In the passage about week 6, whose album did Plaut analyze, and what is the album called?

*Passage*:
══════════════════════════════

Week 6 began with another video from Chris Poole and an attempt to understand 4chan. I interrogated the role of anonymity, pondered whether a sense of ‘eventedness’ was created by the temporal limitations of the space combined with its massive audience, and connected the site’s recent financial trouble to Lister et al.’s (2009) suggestion that sustainability is gained through commercial viability.
Poole suggested that the proliferation of SNSs was a loss for the Internet. This point was also taken up by Mike Caulfied, who blogged about reduced social practices (‘share and argue, argue and share’) and inadequate collaboration skills amid the dominance of a Usernet style Internet (SNSs). His concerns aligned with those generated from my MOOC about the role of non-human actors (in this case the platform infrastructure) in providing or denying opportunities to connect.
Students’ position within a sociomaterial assemblage was also investigated through a post linking blog posts by Amy Collier and Audrey Watters and a presentation by Tressie McMillan Cottom. It examines how technological tools can reproduce inequalities within our online communities by informing how course technology is designed using data which has reduced identity markers. The resultant ‘ideal’ student is disembedded from their social reality, and the embodiment of their online experience is denied. Rather than being a democratising anonymity, the result can inhibit community support structures from forming, and perpetuate existing power structures.
Finally, the liberating narrative of web 2.0 was questioned through a post on Plaut’s analysis of Kutiman’s Thru You album, which suggests that rather than being participatory or collaborative, his work employs what Haraway (1988) called the “God trick of seeing everything from nowhere.”
After a diversion to Collier’s post 1 of the same title (very ‘old skool’ of me, but after the first paragraph I knew I wanted to know what had gone before, to contextualise what I was reading) I read post 2, and followed a link to
You might have noticed, though, that the Lifestream feed comes from YouTube, not the Berkman Klein Centre: I chased it down there to ‘feed’ my lifestream, to ensure ‘varied’ media content (the last step felt contrived – living the life fantastic through the lens of an assignment;).
Enough about where it came from (thank you though, Twitter, for your surveillance on this occasion). Let’s talk content.
In her blog posts, Amy Collier provides a really solid introduction to what embodiment is, and why it matters both on and offline. She writes,
Embodiment does not just mean having a body. Embodiment involves the loads of meaning attached to our bodies and the ways in which our bodies are at the center of our experiences and therefore our existence. Its the social, political, and cultural attachments, so to speak, of the body and how those are experienced by a bodied human. Some of this involves our identity and how we perform it; some of it is what identity and performances people attach to our bodies. Embodiment is also about how we know things, believe things, and feel things through the “lens” of our bodies.

══════════════════════════════

*Dataset records*:
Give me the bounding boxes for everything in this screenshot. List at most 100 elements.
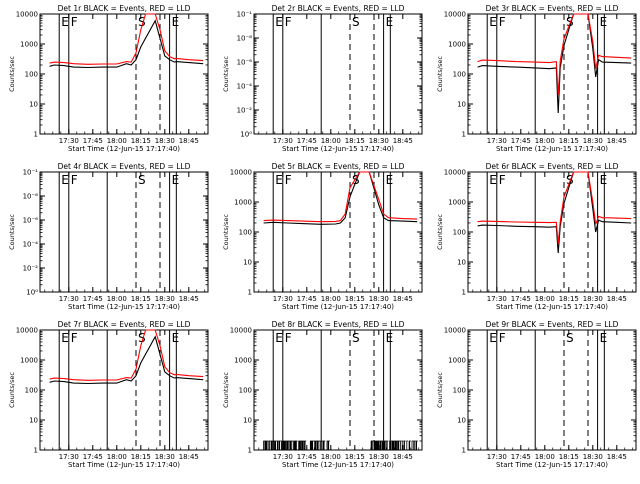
panel-title: Det 8r BLACK = Events, RED = LLD [272,320,405,329]
y-tick-label: 1 [248,447,252,455]
series-line-lld [263,171,418,223]
event-marker-label: F [499,173,506,187]
x-axis-label: Start Time (12-Jun-15 17:17:40) [282,303,394,311]
y-tick-label: 1000 [448,199,466,207]
y-tick-label: 10 [29,101,38,109]
x-tick-label: 18:30 [155,453,175,461]
y-tick-label: 1 [462,131,466,139]
panel-title: Det 6r BLACK = Events, RED = LLD [486,162,619,171]
x-tick-label: 18:45 [607,137,627,145]
x-tick-label: 17:30 [273,295,293,303]
y-tick-label: 1000 [448,357,466,365]
panel-title: Det 1r BLACK = Events, RED = LLD [58,4,191,13]
y-tick-label: 10⁻⁶ [23,217,39,225]
y-tick-label: 10⁻² [23,265,39,273]
x-tick-label: 18:15 [131,295,151,303]
x-tick-label: 17:45 [297,137,317,145]
event-marker-label: E [600,173,608,187]
x-tick-label: 17:30 [487,295,507,303]
x-tick-label: 18:45 [393,295,413,303]
x-tick-label: 18:30 [155,295,175,303]
y-tick-label: 1000 [234,199,252,207]
x-tick-label: 17:30 [273,137,293,145]
x-tick-label: 17:30 [59,295,79,303]
y-axis-label: Counts/sec [8,372,16,408]
y-tick-label: 10 [457,259,466,267]
x-tick-label: 17:30 [273,453,293,461]
event-marker-label: F [285,15,292,29]
x-tick-label: 17:45 [511,453,531,461]
y-tick-label: 10⁻⁶ [237,59,253,67]
series-line-events [477,171,632,254]
x-tick-label: 18:00 [107,453,127,461]
x-tick-label: 17:30 [487,453,507,461]
panel-det-3: Det 3r BLACK = Events, RED = LLD 1 10 100 10… [436,4,637,153]
event-marker-label: S [352,15,360,29]
panel-det-7: Det 7r BLACK = Events, RED = LLD 1 10 100 10… [8,320,209,469]
x-tick-label: 17:45 [297,295,317,303]
x-tick-label: 18:30 [583,295,603,303]
event-marker-label: F [285,173,292,187]
y-tick-label: 10 [457,417,466,425]
x-tick-label: 17:45 [511,137,531,145]
y-axis-label: Counts/sec [436,56,444,92]
y-tick-label: 10⁻⁸ [23,193,39,201]
event-marker-label: E [61,173,69,187]
y-tick-label: 10⁰ [240,131,252,139]
y-tick-label: 1000 [20,357,38,365]
panel-det-8: Det 8r BLACK = Events, RED = LLD 1 10 100 10… [222,320,423,469]
x-tick-label: 18:30 [369,295,389,303]
y-axis-label: Counts/sec [222,372,230,408]
x-tick-label: 18:00 [321,295,341,303]
series-line-lld [477,13,632,96]
x-tick-label: 17:45 [511,295,531,303]
plot-frame [467,171,637,293]
y-tick-label: 100 [453,71,466,79]
event-marker-label: E [61,331,69,345]
x-tick-label: 17:45 [83,295,103,303]
y-tick-label: 10000 [444,169,466,177]
x-tick-label: 18:00 [107,137,127,145]
y-tick-label: 10 [29,417,38,425]
series-line-events [49,19,204,69]
x-tick-label: 18:00 [321,137,341,145]
y-tick-label: 1 [34,131,38,139]
y-tick-label: 1000 [448,41,466,49]
event-marker-label: E [489,15,497,29]
y-tick-label: 10 [243,417,252,425]
x-tick-label: 18:15 [131,137,151,145]
x-tick-label: 18:45 [179,295,199,303]
event-marker-label: E [489,331,497,345]
x-tick-label: 17:30 [59,453,79,461]
x-tick-label: 18:30 [583,137,603,145]
y-tick-label: 10⁻⁸ [237,35,253,43]
y-tick-label: 10⁻² [237,107,253,115]
plot-frame [467,13,637,135]
y-axis-label: Counts/sec [436,214,444,250]
series-line-events [263,440,418,451]
y-tick-label: 100 [239,387,252,395]
y-tick-label: 10⁻⁴ [237,83,253,91]
x-tick-label: 18:30 [155,137,175,145]
event-marker-label: F [71,15,78,29]
y-tick-label: 10000 [16,11,38,19]
plot-frame [467,329,637,451]
x-axis-label: Start Time (12-Jun-15 17:17:40) [282,461,394,469]
y-tick-label: 10⁻¹ [237,11,253,19]
x-tick-label: 18:30 [583,453,603,461]
panel-det-1: Det 1r BLACK = Events, RED = LLD 1 10 100 10… [8,4,209,153]
series-line-lld [477,171,632,244]
y-axis-label: Counts/sec [8,56,16,92]
y-tick-label: 100 [25,387,38,395]
series-line-lld [49,329,204,381]
event-marker-label: E [172,15,180,29]
y-tick-label: 1 [462,447,466,455]
event-marker-label: E [386,173,394,187]
plot-frame [39,329,209,451]
panel-title: Det 3r BLACK = Events, RED = LLD [486,4,619,13]
plot-frame [253,171,423,293]
x-tick-label: 18:45 [607,295,627,303]
event-marker-label: F [71,331,78,345]
y-tick-label: 1000 [20,41,38,49]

══════════════════════════════

*Result of the task*:
Kutiman's album, Thru You.